(Saved data entries)

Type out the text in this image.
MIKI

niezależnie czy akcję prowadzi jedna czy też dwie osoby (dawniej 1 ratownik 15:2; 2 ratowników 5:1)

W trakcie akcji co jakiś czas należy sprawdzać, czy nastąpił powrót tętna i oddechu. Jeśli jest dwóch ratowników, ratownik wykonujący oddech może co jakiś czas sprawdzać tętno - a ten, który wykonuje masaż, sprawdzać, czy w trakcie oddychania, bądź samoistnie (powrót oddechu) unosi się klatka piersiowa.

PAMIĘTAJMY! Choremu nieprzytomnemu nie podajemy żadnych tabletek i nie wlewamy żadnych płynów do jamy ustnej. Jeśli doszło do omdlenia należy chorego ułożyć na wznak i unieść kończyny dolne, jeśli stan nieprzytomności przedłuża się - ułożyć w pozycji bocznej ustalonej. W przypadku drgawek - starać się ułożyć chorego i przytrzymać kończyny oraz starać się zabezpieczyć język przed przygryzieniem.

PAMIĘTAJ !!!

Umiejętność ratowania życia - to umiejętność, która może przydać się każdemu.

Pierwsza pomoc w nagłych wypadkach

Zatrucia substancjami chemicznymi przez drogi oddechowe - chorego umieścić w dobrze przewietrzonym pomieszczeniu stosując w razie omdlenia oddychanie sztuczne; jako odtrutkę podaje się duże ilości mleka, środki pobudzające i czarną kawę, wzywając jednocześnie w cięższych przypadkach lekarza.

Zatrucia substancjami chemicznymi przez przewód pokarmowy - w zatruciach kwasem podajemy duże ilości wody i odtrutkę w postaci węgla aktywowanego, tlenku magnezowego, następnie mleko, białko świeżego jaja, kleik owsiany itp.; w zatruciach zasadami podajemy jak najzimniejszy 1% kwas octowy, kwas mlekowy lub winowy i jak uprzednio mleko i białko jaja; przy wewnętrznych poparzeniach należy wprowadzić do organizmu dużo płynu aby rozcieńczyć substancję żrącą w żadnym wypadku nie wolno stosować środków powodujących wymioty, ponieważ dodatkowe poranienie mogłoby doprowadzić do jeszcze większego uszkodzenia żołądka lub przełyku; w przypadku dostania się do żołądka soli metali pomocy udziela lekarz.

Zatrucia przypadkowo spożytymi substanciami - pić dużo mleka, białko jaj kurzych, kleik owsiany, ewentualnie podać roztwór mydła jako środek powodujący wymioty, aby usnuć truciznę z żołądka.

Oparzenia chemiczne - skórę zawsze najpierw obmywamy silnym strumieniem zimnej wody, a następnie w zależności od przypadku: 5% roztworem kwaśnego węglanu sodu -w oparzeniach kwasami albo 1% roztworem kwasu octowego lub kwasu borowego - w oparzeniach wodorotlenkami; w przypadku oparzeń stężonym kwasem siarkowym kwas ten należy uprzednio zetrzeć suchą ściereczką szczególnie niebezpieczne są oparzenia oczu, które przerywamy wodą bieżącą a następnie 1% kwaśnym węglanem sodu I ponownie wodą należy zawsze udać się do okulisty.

→ The problem:
All of the data needs to be printed once more, exactly.

→ Correct response:
Type out the text in this image.
MIKI

niezależnie czy akcję prowadzi jedna czy też dwie osoby (dawniej 1 ratownik 15:2; 2 ratowników 5:1)

W trakcie akcji co jakiś czas należy sprawdzać, czy nastąpił powrót tętna i oddechu. Jeśli jest dwóch ratowników, ratownik wykonujący oddech może co jakiś czas sprawdzać tętno - a ten, który wykonuje masaż, sprawdzać, czy w trakcie oddychania, bądź samoistnie (powrót oddechu) unosi się klatka piersiowa.

PAMIĘTAJMY! Choremu nieprzytomnemu nie podajemy żadnych tabletek i nie wlewamy żadnych płynów do jamy ustnej. Jeśli doszło do omdlenia należy chorego ułożyć na wznak i unieść kończyny dolne, jeśli stan nieprzytomności przedłuża się - ułożyć w pozycji bocznej ustalonej. W przypadku drgawek - starać się ułożyć chorego i przytrzymać kończyny oraz starać się zabezpieczyć język przed przygryzieniem.

PAMIĘTAJ !!!

Umiejętność ratowania życia - to umiejętność, która może przydać się każdemu.

Pierwsza pomoc w nagłych wypadkach

Zatrucia substancjami chemicznymi przez drogi oddechowe - chorego umieścić w dobrze przewietrzonym pomieszczeniu stosując w razie omdlenia oddychanie sztuczne; jako odtrutkę podaje się duże ilości mleka, środki pobudzające i czarną kawę, wzywając jednocześnie w cięższych przypadkach lekarza.

Zatrucia substancjami chemicznymi przez przewód pokarmowy - w zatruciach kwasem podajemy duże ilości wody i odtrutkę w postaci węgla aktywowanego, tlenku magnezowego, następnie mleko, białko świeżego jaja, kleik owsiany itp.; w zatruciach zasadami podajemy jak najzimniejszy 1% kwas octowy, kwas mlekowy lub winowy i jak uprzednio mleko i białko jaja; przy wewnętrznych poparzeniach należy wprowadzić do organizmu dużo płynu aby rozcieńczyć substancję żrącą w żadnym wypadku nie wolno stosować środków powodujących wymioty, ponieważ dodatkowe poranienie mogłoby doprowadzić do jeszcze większego uszkodzenia żołądka lub przełyku; w przypadku dostania się do żołądka soli metali pomocy udziela lekarz.

Zatrucia przypadkowo spożytymi substanciami - pić dużo mleka, białko jaj kurzych, kleik owsiany, ewentualnie podać roztwór mydła jako środek powodujący wymioty, aby usnuć truciznę z żołądka.

Oparzenia chemiczne - skórę zawsze najpierw obmywamy silnym strumieniem zimnej wody, a następnie w zależności od przypadku: 5% roztworem kwaśnego węglanu sodu -w oparzeniach kwasami albo 1% roztworem kwasu octowego lub kwasu borowego - w oparzeniach wodorotlenkami; w przypadku oparzeń stężonym kwasem siarkowym kwas ten należy uprzednio zetrzeć suchą ściereczką szczególnie niebezpieczne są oparzenia oczu, które przerywamy wodą bieżącą a następnie 1% kwaśnym węglanem sodu I ponownie wodą należy zawsze udać się do okulisty.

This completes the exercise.